*WRITTEN EXERCISE*
Gather all lines in the entries that include the word "logo".

*DATA LISTING*
** begin **

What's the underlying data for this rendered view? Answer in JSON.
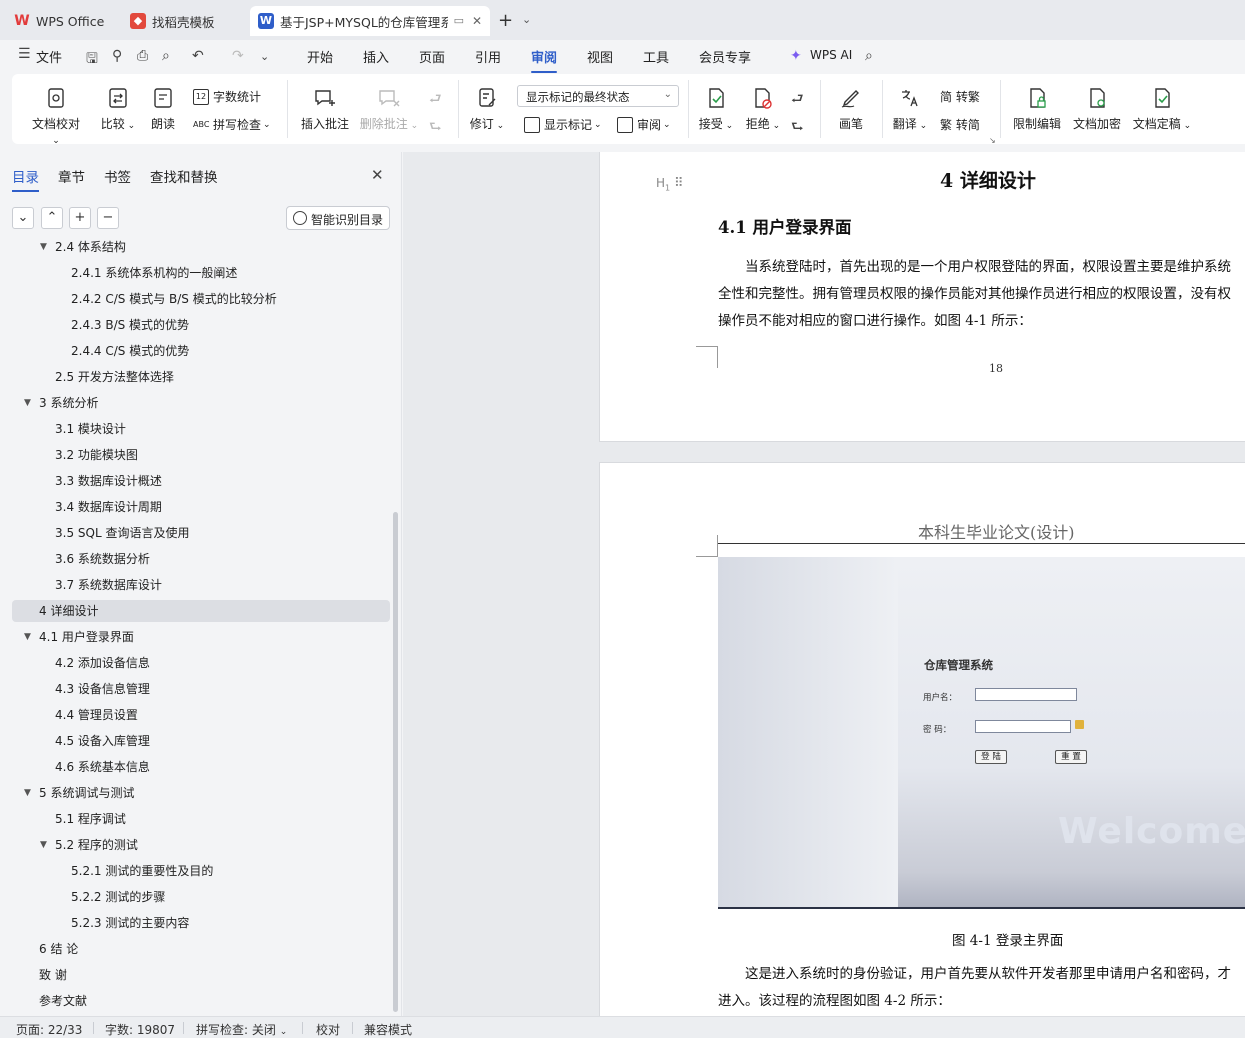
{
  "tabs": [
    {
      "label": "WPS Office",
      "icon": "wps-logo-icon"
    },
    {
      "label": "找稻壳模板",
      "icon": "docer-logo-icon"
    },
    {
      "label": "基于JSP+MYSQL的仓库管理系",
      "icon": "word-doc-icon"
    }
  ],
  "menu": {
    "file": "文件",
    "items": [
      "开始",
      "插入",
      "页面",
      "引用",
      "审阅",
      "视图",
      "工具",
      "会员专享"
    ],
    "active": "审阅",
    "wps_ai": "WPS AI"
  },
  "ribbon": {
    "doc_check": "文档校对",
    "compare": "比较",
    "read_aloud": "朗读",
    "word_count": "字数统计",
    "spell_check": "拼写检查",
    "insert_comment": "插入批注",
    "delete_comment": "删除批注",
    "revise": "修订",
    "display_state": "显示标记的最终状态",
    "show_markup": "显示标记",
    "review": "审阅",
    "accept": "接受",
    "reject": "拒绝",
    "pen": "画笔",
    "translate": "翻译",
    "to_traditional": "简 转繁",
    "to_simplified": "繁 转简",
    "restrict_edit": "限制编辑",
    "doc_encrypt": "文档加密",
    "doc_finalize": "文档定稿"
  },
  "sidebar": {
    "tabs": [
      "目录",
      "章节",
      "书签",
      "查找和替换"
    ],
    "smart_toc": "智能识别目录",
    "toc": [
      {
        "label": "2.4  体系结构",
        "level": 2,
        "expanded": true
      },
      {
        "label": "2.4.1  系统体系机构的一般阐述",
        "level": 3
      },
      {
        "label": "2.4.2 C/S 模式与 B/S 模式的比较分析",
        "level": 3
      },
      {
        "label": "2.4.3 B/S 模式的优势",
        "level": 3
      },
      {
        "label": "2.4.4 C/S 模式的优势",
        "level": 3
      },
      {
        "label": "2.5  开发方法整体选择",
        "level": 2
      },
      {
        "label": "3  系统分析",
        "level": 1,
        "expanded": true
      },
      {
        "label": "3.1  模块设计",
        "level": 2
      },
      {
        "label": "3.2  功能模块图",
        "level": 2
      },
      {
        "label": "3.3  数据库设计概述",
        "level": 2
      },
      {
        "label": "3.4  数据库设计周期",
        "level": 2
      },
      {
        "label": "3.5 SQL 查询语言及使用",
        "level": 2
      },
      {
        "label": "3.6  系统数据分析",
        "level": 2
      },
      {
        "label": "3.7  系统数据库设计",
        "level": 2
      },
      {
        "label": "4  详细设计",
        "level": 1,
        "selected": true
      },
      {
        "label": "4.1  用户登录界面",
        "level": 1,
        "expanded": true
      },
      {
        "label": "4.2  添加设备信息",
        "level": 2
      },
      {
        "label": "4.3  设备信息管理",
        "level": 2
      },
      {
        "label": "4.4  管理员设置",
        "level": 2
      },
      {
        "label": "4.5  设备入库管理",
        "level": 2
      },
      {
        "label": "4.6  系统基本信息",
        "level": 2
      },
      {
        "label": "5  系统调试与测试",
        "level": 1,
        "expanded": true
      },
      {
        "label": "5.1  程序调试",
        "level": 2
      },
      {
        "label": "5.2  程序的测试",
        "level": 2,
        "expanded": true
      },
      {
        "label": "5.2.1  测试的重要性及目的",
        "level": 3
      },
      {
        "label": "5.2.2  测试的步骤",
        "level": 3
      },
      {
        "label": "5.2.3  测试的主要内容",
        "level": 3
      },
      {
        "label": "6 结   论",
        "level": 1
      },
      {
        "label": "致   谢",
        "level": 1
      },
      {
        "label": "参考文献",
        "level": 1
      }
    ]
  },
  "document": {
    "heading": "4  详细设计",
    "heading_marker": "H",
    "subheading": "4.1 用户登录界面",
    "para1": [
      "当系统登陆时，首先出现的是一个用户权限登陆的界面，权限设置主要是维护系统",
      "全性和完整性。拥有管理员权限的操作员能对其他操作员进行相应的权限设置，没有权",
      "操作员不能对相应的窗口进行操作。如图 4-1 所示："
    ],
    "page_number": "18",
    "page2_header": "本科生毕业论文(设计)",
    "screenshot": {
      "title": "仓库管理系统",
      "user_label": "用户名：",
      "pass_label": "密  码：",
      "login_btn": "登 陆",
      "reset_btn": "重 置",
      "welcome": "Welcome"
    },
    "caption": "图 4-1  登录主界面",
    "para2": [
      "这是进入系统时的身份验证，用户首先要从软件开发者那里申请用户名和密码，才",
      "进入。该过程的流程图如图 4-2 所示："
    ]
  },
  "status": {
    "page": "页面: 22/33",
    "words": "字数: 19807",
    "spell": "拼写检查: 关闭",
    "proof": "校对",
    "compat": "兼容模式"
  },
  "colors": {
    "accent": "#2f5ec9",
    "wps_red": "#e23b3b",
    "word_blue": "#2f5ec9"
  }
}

** end **
** begin **

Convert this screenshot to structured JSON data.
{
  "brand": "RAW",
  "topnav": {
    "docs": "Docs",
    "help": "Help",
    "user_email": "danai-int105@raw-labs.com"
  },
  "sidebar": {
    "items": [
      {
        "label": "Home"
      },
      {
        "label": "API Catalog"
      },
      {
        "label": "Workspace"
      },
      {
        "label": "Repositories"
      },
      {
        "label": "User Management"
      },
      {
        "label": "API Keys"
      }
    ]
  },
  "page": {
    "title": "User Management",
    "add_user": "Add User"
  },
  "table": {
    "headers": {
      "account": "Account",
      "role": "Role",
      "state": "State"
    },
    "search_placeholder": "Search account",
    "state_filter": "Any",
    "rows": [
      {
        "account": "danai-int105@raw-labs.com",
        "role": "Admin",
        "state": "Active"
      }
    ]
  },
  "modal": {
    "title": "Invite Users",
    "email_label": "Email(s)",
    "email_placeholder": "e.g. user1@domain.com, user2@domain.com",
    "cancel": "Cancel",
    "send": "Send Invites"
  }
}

** end **
** begin **

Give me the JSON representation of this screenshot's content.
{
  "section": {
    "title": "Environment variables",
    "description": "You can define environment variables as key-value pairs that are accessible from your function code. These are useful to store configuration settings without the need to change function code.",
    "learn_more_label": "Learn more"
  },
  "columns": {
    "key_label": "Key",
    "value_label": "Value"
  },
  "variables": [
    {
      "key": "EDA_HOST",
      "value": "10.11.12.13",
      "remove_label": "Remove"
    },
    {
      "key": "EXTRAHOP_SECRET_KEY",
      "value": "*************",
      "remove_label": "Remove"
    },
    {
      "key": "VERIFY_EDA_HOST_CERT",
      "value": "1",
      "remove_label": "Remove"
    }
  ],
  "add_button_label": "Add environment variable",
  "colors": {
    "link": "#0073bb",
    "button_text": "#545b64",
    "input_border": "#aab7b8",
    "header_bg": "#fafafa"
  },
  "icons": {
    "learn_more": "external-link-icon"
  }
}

** end **

*OUTPUT OF THE TASK*
      "icon": "wps-logo-icon"
      "icon": "docer-logo-icon"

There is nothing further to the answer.